**TASKS TO CARRY OUT**
- a) Reproduce the blog comments word for word, in full.
- b) From the entries, give the lines from the one containing "data-point-firm-reported — [508, 52, 518, 62]" through the one containing "x-tick-label: 2006 — [99, 330, 128, 345]", inclusive, with "y-tick-label" replaced by "y-axis-tick-label" and nothing else altered.

**SUPPLIED TEXT**
(begin)
Blogger Kevin K. said...

I caught this when it was re-released in the early 90s, and again a few years later on PBS. For the life of me, I can't understand how anyone could view this as a satire. To me, it's pretty scary, whether or not it's believable, and poignant -- Laurence Harvey's character never had a chance. I really find it a very sad movie.

Having said that, what also struck me seeing in a theatre was that the sound seemed to come from the screen, like it used to in the pre-multichannel stereo days of my youth. Having gotten used to music and SFX coming from all around me with most movies, it was like a trip back in time.

5:43 PM  
Blogger John McElwee said...

Donald Benson considers international villainy as practiced through the years on screen heroes:


Don't mind me. Just babbling.


I mentally flashed on "Sherlock Holmes and the Voice of Terror", where a British nobleman is exposed as a German double -- switched in when the original was captured in the previous war decades earlier. Holmes had a line to the effect the calculating Germans anticipated a specific future need, which suggests a German spy biding his time as a respected government figure while waiting for the Nazi party to come into existence, take over Germany and eventually target England.


For a while after WWII it seemed the last-gasp Nazi plot was a standard fallback. The sleeper cell, the thickly-accented scientist with an undeployed superweapon, or simply some Nazi loot pursued by former intimates of Adolf. The gimmick lingered on to the German-accented agents of KAOS on "Get Smart."
(end)
Region boundary data:
(begin)
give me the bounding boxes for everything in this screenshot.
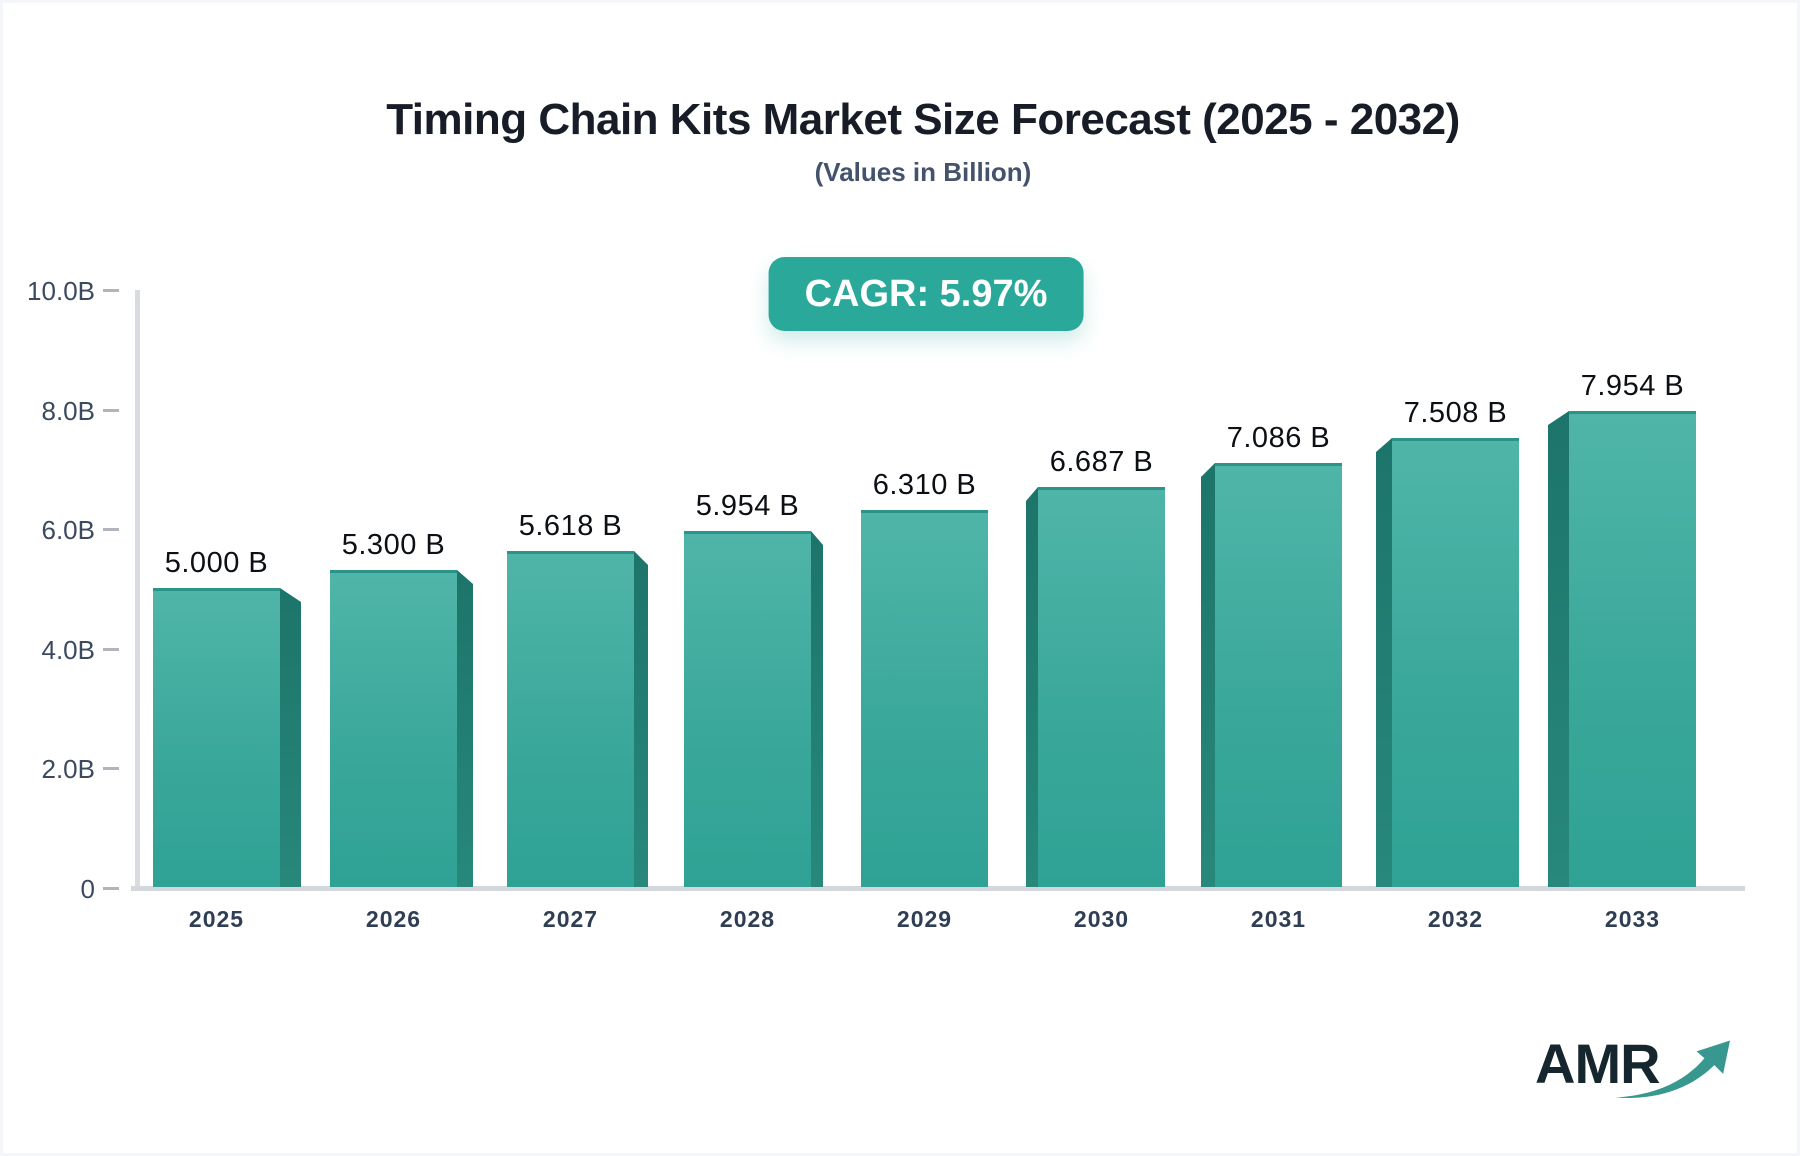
bar-value-label-2033: 7.954 B	[1580, 370, 1685, 402]
bar-value-label-2032: 7.508 B	[1403, 397, 1508, 429]
bar-2028	[684, 531, 811, 887]
y-axis-tick-label-0: 0	[80, 874, 95, 904]
amr-logo-text: AMR	[1535, 1032, 1661, 1095]
bar-value-label-2029: 6.310 B	[872, 469, 977, 501]
chart-subtitle: (Values in Billion)	[814, 157, 1032, 187]
y-axis-tick-6.0B	[103, 528, 119, 532]
x-axis-label-2033: 2033	[1604, 906, 1661, 932]
x-axis-baseline	[131, 886, 1745, 891]
x-axis-label-2029: 2029	[896, 906, 953, 932]
bar-side-2025	[280, 588, 301, 887]
chart-title: Timing Chain Kits Market Size Forecast (…	[386, 95, 1460, 144]
y-axis-tick-label-2.0B: 2.0B	[41, 754, 96, 785]
bar-side-2030	[1026, 487, 1038, 887]
x-axis-label-2028: 2028	[719, 906, 776, 932]
bar-side-2033	[1548, 411, 1569, 887]
bar-side-2031	[1201, 463, 1215, 887]
bar-2029	[861, 510, 988, 887]
growth-arrow-icon	[1614, 1040, 1731, 1098]
bar-value-label-2026: 5.300 B	[341, 529, 446, 561]
x-axis-label-2027: 2027	[542, 906, 599, 932]
bar-2027	[507, 551, 634, 887]
y-axis-line	[135, 290, 140, 889]
cagr-badge: CAGR: 5.97%	[768, 257, 1084, 331]
x-axis-label-2030: 2030	[1073, 906, 1130, 932]
amr-logo: AMR	[1535, 1031, 1731, 1111]
x-axis-label-2031: 2031	[1250, 906, 1307, 932]
x-axis-label-2032: 2032	[1427, 906, 1484, 932]
y-axis-tick-label-10.0B: 10.0B	[27, 276, 95, 306]
bar-2030	[1038, 487, 1165, 887]
bar-side-2027	[634, 551, 648, 887]
bar-side-2026	[457, 570, 473, 887]
y-axis-tick-0	[103, 887, 119, 890]
bar-value-label-2028: 5.954 B	[695, 490, 800, 522]
y-axis-tick-label-6.0B: 6.0B	[41, 515, 96, 546]
bar-2025	[153, 588, 280, 887]
y-axis-tick-label-8.0B: 8.0B	[41, 395, 96, 426]
bar-value-label-2025: 5.000 B	[164, 547, 269, 579]
y-axis-tick-8.0B	[103, 408, 119, 412]
x-axis-label-2025: 2025	[188, 906, 245, 932]
bar-side-2028	[811, 531, 823, 887]
y-axis-tick-10.0B	[103, 289, 119, 292]
bar-2026	[330, 570, 457, 887]
bar-value-label-2031: 7.086 B	[1226, 422, 1331, 454]
x-axis-label-2026: 2026	[365, 906, 422, 932]
bar-2033	[1569, 411, 1696, 887]
bar-side-2032	[1376, 438, 1392, 887]
bar-value-label-2030: 6.687 B	[1049, 446, 1154, 478]
bar-value-label-2027: 5.618 B	[518, 510, 623, 542]
y-axis-tick-4.0B	[103, 647, 119, 651]
bar-2032	[1392, 438, 1519, 887]
y-axis-tick-label-4.0B: 4.0B	[41, 634, 96, 665]
bar-2031	[1215, 463, 1342, 887]
y-axis-tick-2.0B	[103, 767, 119, 771]
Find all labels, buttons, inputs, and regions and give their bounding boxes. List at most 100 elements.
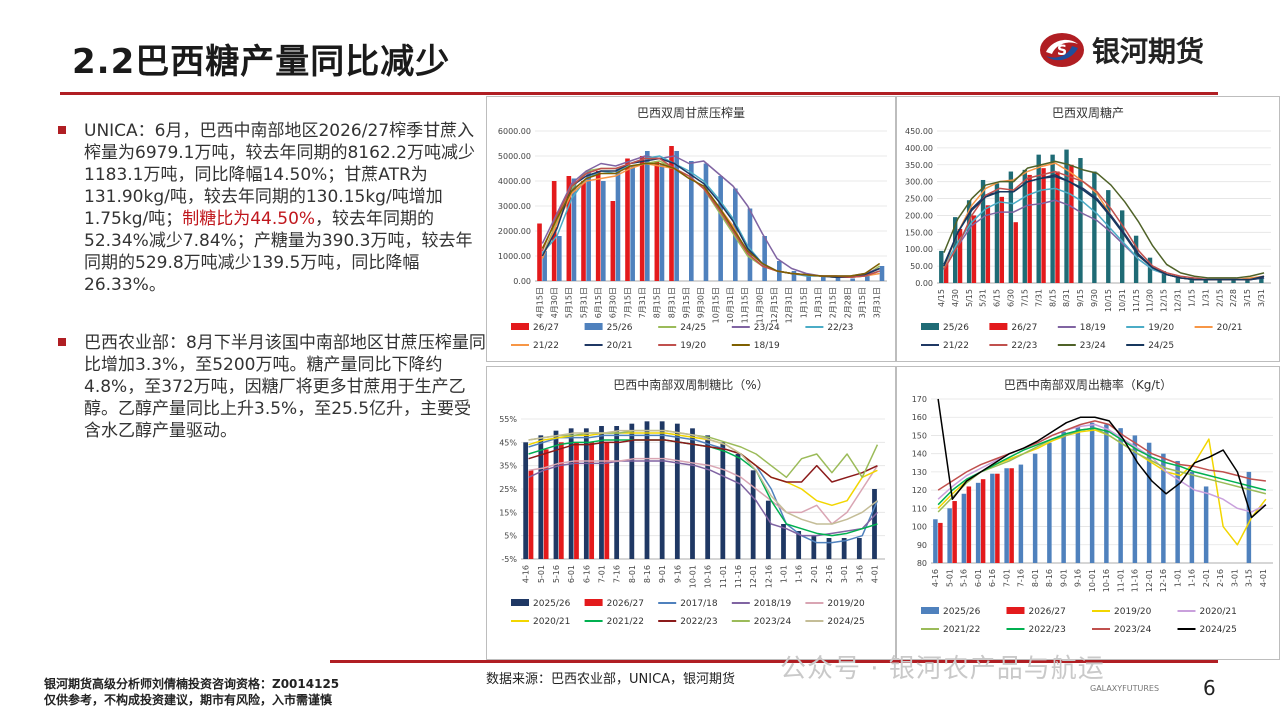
bar [703, 163, 709, 281]
legend-label: 2026/27 [1029, 607, 1066, 617]
bar [639, 156, 645, 281]
legend-label: 2019/20 [827, 599, 865, 609]
x-tick-label: 5月31日 [579, 287, 588, 318]
x-tick-label: 4-16 [931, 569, 940, 587]
series-line [937, 423, 1267, 513]
bar [735, 454, 741, 559]
bar [1147, 257, 1153, 283]
bar [1027, 174, 1032, 283]
y-tick-label: 100.00 [905, 245, 933, 254]
legend-label: 2025/26 [533, 599, 571, 609]
x-tick-label: 12-16 [1159, 569, 1168, 592]
x-tick-label: 5-01 [537, 565, 546, 583]
chart-cane-crush: 巴西双周甘蔗压榨量 0.00 1000.00 2000.00 3000.00 4000.0… [486, 96, 896, 362]
bar [1089, 422, 1095, 563]
x-tick-label: 2月28日 [843, 287, 852, 318]
bar [1047, 442, 1052, 563]
bar [1008, 171, 1014, 283]
bar [542, 251, 547, 281]
bar [553, 430, 559, 559]
chart-title: 巴西双周甘蔗压榨量 [637, 105, 745, 120]
y-tick-label: 35% [499, 462, 517, 471]
page-number: 6 [1203, 676, 1216, 700]
x-tick-label: 10-16 [1102, 569, 1111, 592]
bullet-text: ，较去年同期的52.34%减少7.84%；产糖量为390.3万吨，较去年同期的5… [84, 209, 473, 295]
legend-swatch [584, 599, 603, 606]
y-tick-label: 0.00 [915, 279, 933, 288]
x-tick-label: 4月15日 [535, 287, 544, 318]
bar [689, 161, 694, 281]
y-tick-label: 350.00 [905, 161, 933, 170]
x-tick-label: 5-16 [552, 565, 561, 583]
bar [1146, 442, 1152, 563]
series-line [528, 439, 878, 537]
bar [980, 179, 986, 283]
x-tick-label: 10-01 [1088, 569, 1097, 592]
y-tick-label: 170 [912, 395, 927, 404]
x-tick-label: 7-01 [1002, 569, 1011, 587]
bar [705, 435, 711, 559]
legend-label: 26/27 [533, 323, 559, 333]
bullet-list: UNICA：6月，巴西中南部地区2026/27榨季甘蔗入榨量为6979.1万吨，… [58, 120, 488, 478]
x-tick-label: 3-01 [840, 565, 849, 583]
bar [995, 473, 1000, 563]
bar [674, 151, 679, 281]
y-tick-label: 150.00 [905, 228, 933, 237]
x-tick-label: 8-16 [1045, 569, 1054, 587]
bar [933, 519, 938, 563]
bar [980, 479, 986, 563]
bar [1069, 164, 1074, 283]
x-tick-label: 9-01 [1059, 569, 1068, 587]
bar [1106, 190, 1111, 283]
y-tick-label: 130 [912, 468, 927, 477]
x-tick-label: 5月15日 [565, 287, 574, 318]
bar [669, 146, 674, 281]
legend-label: 24/25 [680, 323, 706, 333]
galaxy-futures-mark: GALAXYFUTURES [1090, 684, 1160, 693]
y-tick-label: 140 [912, 450, 927, 459]
x-tick-label: 3-01 [1230, 569, 1239, 587]
risk-warning: 仅供参考，不构成投资建议，期市有风险，入市需谨慎 [44, 693, 333, 707]
bullet-highlight: 制糖比为44.50% [182, 209, 316, 229]
bar [1259, 276, 1264, 283]
x-tick-label: 11-01 [1116, 569, 1125, 592]
x-tick-label: 2/28 [1229, 289, 1238, 307]
bar [747, 208, 753, 281]
bar [1175, 276, 1181, 283]
footer-divider [330, 660, 1218, 663]
bar [994, 183, 1000, 283]
series-line [528, 434, 879, 544]
bar [952, 501, 957, 563]
bar [1161, 453, 1166, 563]
bar [1217, 279, 1222, 283]
x-tick-label: 4-01 [870, 565, 879, 583]
slide-title: 2.2巴西糖产量同比减少 [72, 42, 451, 82]
legend-swatch [511, 599, 529, 606]
y-tick-label: 4000.00 [498, 177, 531, 186]
bar [604, 442, 610, 559]
x-tick-label: 8/15 [1048, 289, 1057, 307]
series-line [937, 398, 1267, 519]
bar [796, 531, 802, 559]
legend-label: 21/22 [533, 341, 559, 351]
bar [762, 236, 767, 281]
bar [957, 228, 963, 283]
x-tick-label: 3-15 [1245, 569, 1254, 587]
legend-label: 20/21 [607, 341, 633, 351]
x-tick-label: 8月15日 [653, 287, 662, 318]
bar [999, 196, 1005, 283]
x-tick-label: 6月30日 [609, 287, 618, 318]
series-line [541, 162, 880, 278]
series-line [528, 460, 878, 537]
bar [644, 421, 650, 559]
bar [966, 200, 972, 283]
bar [1075, 426, 1081, 563]
x-tick-label: 1-16 [1188, 569, 1197, 587]
x-tick-label: 5-01 [945, 569, 954, 587]
x-tick-label: 3-16 [855, 565, 864, 583]
x-tick-label: 9/15 [1076, 289, 1085, 307]
chart-sugar-yield: 巴西中南部双周出糖率（Kg/t） 80 90 100 110 120 130 140 150 16… [896, 366, 1280, 660]
bar [781, 524, 786, 559]
chart-title: 巴西中南部双周制糖比（%） [613, 377, 768, 392]
x-tick-label: 6-01 [567, 565, 576, 583]
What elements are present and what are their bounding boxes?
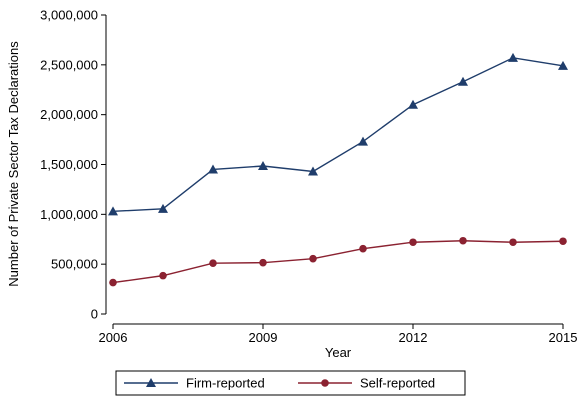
data-point-firm-reported — [508, 52, 518, 62]
legend: Firm-reported Self-reported — [115, 370, 466, 396]
y-tick-label: 1,500,000 — [40, 157, 98, 172]
series-line-self-reported — [112, 240, 564, 284]
axes: 0 500,000 1,000,000 1,500,000 2,000,000 2,500… — [40, 8, 577, 346]
y-tick-label: 500,000 — [51, 257, 98, 272]
series-firm-reported — [108, 52, 568, 216]
legend-box — [115, 370, 466, 396]
legend-item-self-reported: Self-reported — [298, 376, 435, 391]
legend-label: Self-reported — [360, 376, 435, 391]
data-point-firm-reported — [458, 76, 468, 86]
y-tick-label: 2,000,000 — [40, 107, 98, 122]
series-line-firm-reported — [112, 57, 564, 213]
data-point-self-reported — [209, 259, 217, 267]
y-axis-label: Number of Private Sector Tax Declaration… — [6, 41, 21, 287]
data-point-firm-reported — [208, 164, 218, 174]
data-point-firm-reported — [158, 203, 168, 213]
x-tick-label: 2012 — [399, 330, 428, 345]
y-tick-label: 0 — [91, 307, 98, 322]
x-tick-label: 2006 — [99, 330, 128, 345]
x-tick-label: 2009 — [249, 330, 278, 345]
data-point-firm-reported — [408, 99, 418, 109]
y-tick-label: 2,500,000 — [40, 57, 98, 72]
x-tick-label: 2015 — [549, 330, 578, 345]
data-point-firm-reported — [308, 166, 318, 176]
legend-marker — [146, 378, 156, 387]
legend-marker — [321, 379, 329, 387]
data-point-self-reported — [109, 278, 117, 287]
series-self-reported — [109, 236, 567, 287]
data-point-self-reported — [359, 244, 367, 253]
data-point-self-reported — [309, 254, 317, 263]
y-tick-label: 3,000,000 — [40, 8, 98, 23]
data-point-self-reported — [559, 237, 567, 246]
data-point-self-reported — [259, 258, 267, 267]
y-tick-label: 1,000,000 — [40, 207, 98, 222]
x-axis-label: Year — [325, 345, 352, 360]
data-point-self-reported — [459, 236, 467, 245]
data-point-self-reported — [409, 238, 417, 247]
legend-label: Firm-reported — [186, 376, 265, 391]
data-point-self-reported — [159, 271, 167, 280]
data-point-firm-reported — [108, 206, 118, 216]
series-layer — [108, 52, 568, 287]
data-point-firm-reported — [558, 60, 568, 70]
legend-item-firm-reported: Firm-reported — [124, 376, 265, 391]
data-point-self-reported — [509, 238, 517, 247]
data-point-firm-reported — [358, 136, 368, 146]
data-point-firm-reported — [258, 160, 268, 170]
(end)
**SOLUTIONS BELOW**
- a)
Blogger Kevin K. said...

I caught this when it was re-released in the early 90s, and again a few years later on PBS. For the life of me, I can't understand how anyone could view this as a satire. To me, it's pretty scary, whether or not it's believable, and poignant -- Laurence Harvey's character never had a chance. I really find it a very sad movie.

Having said that, what also struck me seeing in a theatre was that the sound seemed to come from the screen, like it used to in the pre-multichannel stereo days of my youth. Having gotten used to music and SFX coming from all around me with most movies, it was like a trip back in time.

5:43 PM  
Blogger John McElwee said...

Donald Benson considers international villainy as practiced through the years on screen heroes:


Don't mind me. Just babbling.


I mentally flashed on "Sherlock Holmes and the Voice of Terror", where a British nobleman is exposed as a German double -- switched in when the original was captured in the previous war decades earlier. Holmes had a line to the effect the calculating Germans anticipated a specific future need, which suggests a German spy biding his time as a respected government figure while waiting for the Nazi party to come into existence, take over Germany and eventually target England.


For a while after WWII it seemed the last-gasp Nazi plot was a standard fallback. The sleeper cell, the thickly-accented scientist with an undeployed superweapon, or simply some Nazi loot pursued by former intimates of Adolf. The gimmick lingered on to the German-accented agents of KAOS on "Get Smart."

- b)
data-point-firm-reported — [508, 52, 518, 62]
legend: Firm-reported Self-reported — [115, 370, 466, 396]
y-axis-tick-label: 1,500,000 — [40, 157, 98, 172]
series-line-self-reported — [112, 240, 564, 284]
axes: 0 500,000 1,000,000 1,500,000 2,000,000 2,500… — [40, 8, 577, 346]
y-axis-tick-label: 500,000 — [51, 257, 98, 272]
series-firm-reported — [108, 52, 568, 216]
legend-box — [115, 370, 466, 396]
legend-item-self-reported: Self-reported — [298, 376, 435, 391]
legend-label: Self-reported — [360, 376, 435, 391]
data-point-firm-reported — [458, 76, 468, 86]
y-axis-tick-label: 2,000,000 — [40, 107, 98, 122]
series-line-firm-reported — [112, 57, 564, 213]
data-point-self-reported — [209, 259, 217, 267]
y-axis-label: Number of Private Sector Tax Declaration… — [6, 41, 21, 287]
data-point-firm-reported — [208, 164, 218, 174]
data-point-firm-reported — [158, 203, 168, 213]
x-tick-label: 2012 — [399, 330, 428, 345]
y-axis-tick-label: 0 — [91, 307, 98, 322]
x-tick-label: 2006 — [99, 330, 128, 345]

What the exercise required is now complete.